EXERCISE BRIEF: Each line containing the word "type" must be reported.

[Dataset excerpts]
[start]
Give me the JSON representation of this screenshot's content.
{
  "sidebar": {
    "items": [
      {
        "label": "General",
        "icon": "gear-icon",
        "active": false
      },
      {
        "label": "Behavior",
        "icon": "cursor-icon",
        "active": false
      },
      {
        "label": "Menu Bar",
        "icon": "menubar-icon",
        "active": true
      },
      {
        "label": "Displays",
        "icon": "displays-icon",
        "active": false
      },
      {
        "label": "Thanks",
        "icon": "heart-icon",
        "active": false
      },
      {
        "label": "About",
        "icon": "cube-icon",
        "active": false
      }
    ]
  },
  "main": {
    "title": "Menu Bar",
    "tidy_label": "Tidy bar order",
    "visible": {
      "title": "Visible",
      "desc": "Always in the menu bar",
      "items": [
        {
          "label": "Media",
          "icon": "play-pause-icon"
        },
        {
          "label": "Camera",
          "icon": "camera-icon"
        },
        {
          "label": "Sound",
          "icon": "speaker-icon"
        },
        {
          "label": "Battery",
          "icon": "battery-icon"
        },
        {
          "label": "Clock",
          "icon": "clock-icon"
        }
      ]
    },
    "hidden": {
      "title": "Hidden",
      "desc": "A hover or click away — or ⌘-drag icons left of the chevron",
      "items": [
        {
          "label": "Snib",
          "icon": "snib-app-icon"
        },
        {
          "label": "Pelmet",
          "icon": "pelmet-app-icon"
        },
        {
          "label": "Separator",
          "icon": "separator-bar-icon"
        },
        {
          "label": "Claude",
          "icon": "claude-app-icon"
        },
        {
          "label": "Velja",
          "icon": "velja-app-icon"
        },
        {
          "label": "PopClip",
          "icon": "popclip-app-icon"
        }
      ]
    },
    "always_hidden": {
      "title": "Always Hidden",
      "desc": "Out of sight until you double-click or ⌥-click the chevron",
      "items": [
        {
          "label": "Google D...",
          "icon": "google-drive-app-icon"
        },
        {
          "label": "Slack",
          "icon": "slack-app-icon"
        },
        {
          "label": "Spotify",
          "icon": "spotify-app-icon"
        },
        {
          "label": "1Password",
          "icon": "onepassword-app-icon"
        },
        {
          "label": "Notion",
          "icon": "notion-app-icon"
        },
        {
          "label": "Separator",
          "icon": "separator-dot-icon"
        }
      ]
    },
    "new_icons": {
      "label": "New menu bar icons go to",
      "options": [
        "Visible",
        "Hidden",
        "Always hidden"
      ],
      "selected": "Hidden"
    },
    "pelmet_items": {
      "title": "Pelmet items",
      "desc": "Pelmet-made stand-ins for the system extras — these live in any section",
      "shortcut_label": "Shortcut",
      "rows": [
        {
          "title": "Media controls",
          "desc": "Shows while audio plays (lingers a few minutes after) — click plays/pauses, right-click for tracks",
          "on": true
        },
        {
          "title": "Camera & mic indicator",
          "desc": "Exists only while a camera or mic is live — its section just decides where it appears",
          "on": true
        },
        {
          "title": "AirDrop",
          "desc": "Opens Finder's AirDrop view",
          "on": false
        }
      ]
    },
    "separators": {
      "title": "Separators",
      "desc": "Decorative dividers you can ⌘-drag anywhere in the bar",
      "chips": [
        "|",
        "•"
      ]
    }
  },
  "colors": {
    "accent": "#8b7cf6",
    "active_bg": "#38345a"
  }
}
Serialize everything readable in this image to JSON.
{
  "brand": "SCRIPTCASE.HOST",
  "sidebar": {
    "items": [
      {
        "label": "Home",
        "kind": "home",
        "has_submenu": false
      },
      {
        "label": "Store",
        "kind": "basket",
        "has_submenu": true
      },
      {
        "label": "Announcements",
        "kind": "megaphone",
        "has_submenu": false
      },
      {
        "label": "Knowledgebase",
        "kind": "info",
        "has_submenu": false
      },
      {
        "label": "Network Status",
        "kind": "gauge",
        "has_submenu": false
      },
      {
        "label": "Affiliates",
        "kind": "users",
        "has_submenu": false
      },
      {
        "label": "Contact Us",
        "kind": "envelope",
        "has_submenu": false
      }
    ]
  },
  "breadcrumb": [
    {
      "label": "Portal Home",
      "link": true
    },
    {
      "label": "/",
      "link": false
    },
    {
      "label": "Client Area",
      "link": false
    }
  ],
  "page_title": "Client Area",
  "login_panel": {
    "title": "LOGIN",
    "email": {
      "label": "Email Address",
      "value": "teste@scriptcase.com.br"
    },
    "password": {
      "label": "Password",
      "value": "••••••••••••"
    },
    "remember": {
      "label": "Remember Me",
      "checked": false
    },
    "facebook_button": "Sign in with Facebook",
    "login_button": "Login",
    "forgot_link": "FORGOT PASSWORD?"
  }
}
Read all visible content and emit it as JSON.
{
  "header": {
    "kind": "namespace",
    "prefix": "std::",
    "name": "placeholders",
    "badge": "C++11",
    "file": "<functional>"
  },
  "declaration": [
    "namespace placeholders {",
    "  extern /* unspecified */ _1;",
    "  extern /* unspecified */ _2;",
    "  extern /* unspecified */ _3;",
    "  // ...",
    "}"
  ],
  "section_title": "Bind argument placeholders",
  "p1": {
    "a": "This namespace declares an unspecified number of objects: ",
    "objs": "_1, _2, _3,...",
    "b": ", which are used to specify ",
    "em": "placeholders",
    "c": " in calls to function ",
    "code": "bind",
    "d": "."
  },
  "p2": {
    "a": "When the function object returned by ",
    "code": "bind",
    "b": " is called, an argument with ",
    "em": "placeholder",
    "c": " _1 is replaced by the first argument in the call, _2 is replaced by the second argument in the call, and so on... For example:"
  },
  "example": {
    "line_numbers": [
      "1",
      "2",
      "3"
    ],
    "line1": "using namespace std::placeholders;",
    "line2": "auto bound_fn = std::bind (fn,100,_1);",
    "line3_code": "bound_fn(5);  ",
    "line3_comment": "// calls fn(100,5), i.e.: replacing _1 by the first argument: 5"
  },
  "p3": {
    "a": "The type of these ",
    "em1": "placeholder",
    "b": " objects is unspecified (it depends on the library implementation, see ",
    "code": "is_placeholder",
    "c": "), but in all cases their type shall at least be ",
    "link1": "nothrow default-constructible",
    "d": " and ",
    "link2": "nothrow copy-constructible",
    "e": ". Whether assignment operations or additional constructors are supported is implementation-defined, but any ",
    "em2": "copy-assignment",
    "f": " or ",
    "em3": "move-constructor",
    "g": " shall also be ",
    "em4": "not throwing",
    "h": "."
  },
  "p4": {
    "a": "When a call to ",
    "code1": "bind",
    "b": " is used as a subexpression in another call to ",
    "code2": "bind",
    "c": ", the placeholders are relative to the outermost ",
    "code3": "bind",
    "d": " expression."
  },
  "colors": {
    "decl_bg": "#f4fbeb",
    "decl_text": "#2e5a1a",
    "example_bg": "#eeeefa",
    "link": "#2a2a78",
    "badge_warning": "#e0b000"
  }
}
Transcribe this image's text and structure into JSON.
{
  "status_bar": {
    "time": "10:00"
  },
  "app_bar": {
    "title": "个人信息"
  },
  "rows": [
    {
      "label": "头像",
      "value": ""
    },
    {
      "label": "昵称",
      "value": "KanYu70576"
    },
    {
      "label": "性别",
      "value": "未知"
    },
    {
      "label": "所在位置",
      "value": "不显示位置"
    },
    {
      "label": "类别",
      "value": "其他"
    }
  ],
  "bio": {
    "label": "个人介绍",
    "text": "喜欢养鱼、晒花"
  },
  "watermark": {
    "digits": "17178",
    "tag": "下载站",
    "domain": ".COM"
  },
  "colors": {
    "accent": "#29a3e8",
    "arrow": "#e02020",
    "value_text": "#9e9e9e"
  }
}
[end]
WORKED SOLUTION:
    "a": "The type of these ",
    "c": "), but in all cases their type shall at least be ",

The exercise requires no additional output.